The request
Read the material below and count the lines holding the string "JSON". Give that count with nothing added.

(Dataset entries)
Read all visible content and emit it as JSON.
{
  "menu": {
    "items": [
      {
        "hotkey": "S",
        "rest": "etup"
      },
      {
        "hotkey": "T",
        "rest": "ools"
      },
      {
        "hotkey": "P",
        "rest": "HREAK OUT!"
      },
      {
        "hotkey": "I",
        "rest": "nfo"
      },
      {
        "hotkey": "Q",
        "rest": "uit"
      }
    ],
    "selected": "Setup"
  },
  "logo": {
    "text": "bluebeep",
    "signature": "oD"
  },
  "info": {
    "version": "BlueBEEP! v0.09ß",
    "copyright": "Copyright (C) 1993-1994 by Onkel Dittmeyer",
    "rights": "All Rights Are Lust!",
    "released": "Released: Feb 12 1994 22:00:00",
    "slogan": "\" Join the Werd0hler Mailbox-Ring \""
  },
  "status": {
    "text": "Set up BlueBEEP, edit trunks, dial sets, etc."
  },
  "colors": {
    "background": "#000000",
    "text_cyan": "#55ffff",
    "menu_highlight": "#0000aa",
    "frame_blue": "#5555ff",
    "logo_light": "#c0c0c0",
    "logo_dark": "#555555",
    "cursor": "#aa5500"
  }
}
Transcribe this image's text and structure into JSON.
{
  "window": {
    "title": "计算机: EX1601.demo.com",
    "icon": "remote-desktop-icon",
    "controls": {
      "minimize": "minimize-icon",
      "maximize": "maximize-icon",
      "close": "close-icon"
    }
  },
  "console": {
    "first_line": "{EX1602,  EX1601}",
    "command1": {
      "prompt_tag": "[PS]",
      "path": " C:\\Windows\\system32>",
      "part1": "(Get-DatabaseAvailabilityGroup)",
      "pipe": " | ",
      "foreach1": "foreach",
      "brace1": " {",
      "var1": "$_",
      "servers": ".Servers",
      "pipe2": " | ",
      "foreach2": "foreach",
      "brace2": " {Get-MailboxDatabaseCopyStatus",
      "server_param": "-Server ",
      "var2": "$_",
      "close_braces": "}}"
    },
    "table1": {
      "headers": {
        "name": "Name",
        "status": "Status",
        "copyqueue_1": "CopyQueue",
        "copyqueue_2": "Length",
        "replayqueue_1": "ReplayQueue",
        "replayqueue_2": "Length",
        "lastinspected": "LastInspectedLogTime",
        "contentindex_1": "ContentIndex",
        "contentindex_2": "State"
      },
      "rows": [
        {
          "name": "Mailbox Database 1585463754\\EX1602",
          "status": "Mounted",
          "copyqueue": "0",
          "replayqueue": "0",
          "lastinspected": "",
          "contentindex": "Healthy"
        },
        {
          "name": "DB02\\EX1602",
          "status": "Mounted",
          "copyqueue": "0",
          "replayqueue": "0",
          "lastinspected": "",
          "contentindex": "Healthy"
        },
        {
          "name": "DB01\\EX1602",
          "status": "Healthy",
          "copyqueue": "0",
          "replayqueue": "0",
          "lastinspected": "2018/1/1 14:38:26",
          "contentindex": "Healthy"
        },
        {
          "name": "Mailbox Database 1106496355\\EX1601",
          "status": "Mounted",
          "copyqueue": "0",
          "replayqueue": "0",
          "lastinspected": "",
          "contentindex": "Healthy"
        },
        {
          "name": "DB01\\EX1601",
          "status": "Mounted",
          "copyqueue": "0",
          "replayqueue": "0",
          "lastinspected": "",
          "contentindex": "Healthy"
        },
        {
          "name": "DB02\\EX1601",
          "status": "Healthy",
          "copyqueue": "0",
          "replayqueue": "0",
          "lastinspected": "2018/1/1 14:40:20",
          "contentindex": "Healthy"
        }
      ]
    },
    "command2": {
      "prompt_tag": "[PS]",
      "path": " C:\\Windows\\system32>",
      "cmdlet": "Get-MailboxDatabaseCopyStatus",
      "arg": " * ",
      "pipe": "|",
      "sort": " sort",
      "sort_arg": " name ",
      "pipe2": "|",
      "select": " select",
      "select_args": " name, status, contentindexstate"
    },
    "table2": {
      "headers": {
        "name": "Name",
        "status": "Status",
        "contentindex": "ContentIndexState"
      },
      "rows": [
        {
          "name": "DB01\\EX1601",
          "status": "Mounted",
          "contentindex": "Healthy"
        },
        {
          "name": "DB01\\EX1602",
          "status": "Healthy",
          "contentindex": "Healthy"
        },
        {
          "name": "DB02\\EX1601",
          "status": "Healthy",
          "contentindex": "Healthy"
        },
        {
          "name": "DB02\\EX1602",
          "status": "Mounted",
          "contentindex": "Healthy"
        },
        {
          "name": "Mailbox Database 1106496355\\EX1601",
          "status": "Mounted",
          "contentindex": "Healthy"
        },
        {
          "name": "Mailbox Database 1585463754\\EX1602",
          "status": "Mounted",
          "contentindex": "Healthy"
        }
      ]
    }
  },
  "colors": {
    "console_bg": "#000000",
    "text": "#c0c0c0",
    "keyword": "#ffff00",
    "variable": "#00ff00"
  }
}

Answer to the task
2